> **EXERCISE DETAILS**
Copy every line of the entries that includes the word "name".

(Figure data in JSON)

——

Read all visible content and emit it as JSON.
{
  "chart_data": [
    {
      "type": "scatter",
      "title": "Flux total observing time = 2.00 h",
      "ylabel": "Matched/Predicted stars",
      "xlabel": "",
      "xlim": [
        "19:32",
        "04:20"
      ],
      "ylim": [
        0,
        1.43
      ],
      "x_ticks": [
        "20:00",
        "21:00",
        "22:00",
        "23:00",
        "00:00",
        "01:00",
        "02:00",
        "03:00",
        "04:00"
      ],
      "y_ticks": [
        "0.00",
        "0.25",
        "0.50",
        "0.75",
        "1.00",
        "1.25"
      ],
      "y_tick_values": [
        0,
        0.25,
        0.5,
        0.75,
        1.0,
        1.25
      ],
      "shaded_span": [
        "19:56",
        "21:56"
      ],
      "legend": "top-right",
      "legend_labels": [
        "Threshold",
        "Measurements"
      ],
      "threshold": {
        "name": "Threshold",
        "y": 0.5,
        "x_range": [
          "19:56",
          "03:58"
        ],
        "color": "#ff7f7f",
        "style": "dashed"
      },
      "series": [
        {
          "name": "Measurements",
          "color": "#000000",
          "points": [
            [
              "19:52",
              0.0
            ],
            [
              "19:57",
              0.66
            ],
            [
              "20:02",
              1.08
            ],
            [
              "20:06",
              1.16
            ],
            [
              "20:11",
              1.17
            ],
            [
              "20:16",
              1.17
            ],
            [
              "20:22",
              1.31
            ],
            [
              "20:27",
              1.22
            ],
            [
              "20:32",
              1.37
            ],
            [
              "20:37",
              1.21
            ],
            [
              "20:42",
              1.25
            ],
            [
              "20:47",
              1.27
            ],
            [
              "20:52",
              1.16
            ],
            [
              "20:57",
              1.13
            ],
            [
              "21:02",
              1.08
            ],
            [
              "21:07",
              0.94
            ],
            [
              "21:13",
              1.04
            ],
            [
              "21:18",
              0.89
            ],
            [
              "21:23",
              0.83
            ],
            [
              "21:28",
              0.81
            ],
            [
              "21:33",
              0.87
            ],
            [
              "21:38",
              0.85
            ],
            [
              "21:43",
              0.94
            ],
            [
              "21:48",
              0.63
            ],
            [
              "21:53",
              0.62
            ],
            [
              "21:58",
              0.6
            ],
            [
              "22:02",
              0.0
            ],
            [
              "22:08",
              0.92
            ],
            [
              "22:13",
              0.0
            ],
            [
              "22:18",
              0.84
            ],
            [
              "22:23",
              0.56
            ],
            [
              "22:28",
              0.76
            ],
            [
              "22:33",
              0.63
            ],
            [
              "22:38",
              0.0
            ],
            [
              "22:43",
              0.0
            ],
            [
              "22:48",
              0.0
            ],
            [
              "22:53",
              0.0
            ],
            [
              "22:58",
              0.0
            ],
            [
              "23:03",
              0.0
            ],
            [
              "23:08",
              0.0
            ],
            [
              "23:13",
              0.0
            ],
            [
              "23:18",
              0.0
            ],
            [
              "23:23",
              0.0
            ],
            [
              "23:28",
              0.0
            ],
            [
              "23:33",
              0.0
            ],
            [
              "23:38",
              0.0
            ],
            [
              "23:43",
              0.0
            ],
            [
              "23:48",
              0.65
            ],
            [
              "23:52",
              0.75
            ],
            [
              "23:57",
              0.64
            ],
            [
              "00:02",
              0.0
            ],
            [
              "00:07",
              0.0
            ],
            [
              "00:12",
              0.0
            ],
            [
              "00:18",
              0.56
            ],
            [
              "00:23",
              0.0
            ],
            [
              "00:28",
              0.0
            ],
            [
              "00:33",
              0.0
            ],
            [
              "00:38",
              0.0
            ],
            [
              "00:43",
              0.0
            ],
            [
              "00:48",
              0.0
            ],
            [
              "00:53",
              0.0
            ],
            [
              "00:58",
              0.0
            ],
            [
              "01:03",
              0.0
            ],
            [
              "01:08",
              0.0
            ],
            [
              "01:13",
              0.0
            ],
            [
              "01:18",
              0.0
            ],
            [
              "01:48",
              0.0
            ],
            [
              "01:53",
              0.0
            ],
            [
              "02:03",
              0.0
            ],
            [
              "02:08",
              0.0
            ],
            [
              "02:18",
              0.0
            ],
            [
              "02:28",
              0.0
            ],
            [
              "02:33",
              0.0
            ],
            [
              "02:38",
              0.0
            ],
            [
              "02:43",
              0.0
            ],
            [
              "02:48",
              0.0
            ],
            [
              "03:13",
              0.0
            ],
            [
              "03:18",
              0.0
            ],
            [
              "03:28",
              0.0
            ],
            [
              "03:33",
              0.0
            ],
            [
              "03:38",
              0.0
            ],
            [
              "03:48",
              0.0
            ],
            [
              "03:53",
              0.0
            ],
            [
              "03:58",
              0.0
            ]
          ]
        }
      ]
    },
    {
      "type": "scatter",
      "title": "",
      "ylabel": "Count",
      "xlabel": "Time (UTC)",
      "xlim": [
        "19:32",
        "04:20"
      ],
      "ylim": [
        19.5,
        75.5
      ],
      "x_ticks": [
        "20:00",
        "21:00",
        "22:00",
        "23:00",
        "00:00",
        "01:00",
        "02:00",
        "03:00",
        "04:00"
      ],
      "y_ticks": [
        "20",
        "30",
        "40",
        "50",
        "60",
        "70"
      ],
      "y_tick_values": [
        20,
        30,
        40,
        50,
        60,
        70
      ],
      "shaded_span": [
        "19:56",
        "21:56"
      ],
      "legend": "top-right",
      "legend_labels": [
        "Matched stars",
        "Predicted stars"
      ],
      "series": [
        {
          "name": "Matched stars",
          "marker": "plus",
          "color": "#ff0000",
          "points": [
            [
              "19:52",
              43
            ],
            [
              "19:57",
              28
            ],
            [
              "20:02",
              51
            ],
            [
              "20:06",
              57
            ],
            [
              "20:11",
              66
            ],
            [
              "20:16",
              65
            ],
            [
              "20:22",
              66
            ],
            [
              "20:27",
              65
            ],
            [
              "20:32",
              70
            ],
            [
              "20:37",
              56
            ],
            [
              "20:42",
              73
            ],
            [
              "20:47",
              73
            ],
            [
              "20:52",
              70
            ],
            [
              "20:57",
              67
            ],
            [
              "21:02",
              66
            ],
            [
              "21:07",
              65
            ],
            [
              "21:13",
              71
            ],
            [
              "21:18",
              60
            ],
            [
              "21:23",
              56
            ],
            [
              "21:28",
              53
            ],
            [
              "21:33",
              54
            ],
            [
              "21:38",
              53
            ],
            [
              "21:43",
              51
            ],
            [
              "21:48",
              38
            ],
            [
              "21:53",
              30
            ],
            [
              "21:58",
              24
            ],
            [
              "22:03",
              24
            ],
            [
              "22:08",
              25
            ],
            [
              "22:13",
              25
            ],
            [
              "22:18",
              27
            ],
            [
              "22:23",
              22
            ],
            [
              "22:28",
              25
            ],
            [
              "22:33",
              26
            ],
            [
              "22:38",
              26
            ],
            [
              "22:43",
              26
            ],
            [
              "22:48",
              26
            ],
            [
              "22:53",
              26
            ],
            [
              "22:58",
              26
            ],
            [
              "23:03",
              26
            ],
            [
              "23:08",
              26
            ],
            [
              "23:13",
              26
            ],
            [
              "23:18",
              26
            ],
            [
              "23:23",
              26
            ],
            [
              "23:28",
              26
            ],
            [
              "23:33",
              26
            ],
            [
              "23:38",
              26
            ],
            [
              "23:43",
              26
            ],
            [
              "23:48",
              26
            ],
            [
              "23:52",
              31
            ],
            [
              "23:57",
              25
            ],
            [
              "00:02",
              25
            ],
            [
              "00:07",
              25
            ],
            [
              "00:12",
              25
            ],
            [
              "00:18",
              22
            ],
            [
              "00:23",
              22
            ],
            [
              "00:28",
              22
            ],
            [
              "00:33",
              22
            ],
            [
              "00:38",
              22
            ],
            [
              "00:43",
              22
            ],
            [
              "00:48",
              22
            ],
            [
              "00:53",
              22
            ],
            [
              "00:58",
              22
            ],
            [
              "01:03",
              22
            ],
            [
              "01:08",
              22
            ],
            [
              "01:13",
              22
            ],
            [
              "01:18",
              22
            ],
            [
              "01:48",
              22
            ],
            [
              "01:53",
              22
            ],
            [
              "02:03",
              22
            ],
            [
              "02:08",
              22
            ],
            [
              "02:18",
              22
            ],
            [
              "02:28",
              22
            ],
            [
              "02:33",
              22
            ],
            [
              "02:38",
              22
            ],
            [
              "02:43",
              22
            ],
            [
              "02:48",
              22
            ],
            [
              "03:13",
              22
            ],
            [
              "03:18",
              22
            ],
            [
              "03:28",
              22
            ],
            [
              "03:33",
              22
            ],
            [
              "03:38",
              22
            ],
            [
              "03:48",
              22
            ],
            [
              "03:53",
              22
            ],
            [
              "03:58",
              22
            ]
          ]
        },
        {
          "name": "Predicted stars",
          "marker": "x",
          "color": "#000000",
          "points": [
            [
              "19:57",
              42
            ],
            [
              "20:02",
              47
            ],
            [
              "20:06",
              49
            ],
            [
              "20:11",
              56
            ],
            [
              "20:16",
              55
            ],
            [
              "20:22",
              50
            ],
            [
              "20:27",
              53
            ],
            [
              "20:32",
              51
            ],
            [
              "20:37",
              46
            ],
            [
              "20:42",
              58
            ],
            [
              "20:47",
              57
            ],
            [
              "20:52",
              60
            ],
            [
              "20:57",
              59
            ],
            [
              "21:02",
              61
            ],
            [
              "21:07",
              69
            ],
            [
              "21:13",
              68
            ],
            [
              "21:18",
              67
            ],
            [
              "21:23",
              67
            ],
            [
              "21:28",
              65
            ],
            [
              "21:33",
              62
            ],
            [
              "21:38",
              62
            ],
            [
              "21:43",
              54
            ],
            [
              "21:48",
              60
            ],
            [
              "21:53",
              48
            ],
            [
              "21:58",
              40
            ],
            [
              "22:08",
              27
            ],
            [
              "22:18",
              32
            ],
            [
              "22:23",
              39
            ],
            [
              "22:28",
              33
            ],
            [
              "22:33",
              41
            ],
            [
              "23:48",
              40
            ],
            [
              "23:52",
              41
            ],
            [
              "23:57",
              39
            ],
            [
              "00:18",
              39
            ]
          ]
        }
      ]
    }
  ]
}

——

> **WORKED SOLUTION**
        "name": "Threshold",
          "name": "Measurements",
          "name": "Matched stars",
          "name": "Predicted stars",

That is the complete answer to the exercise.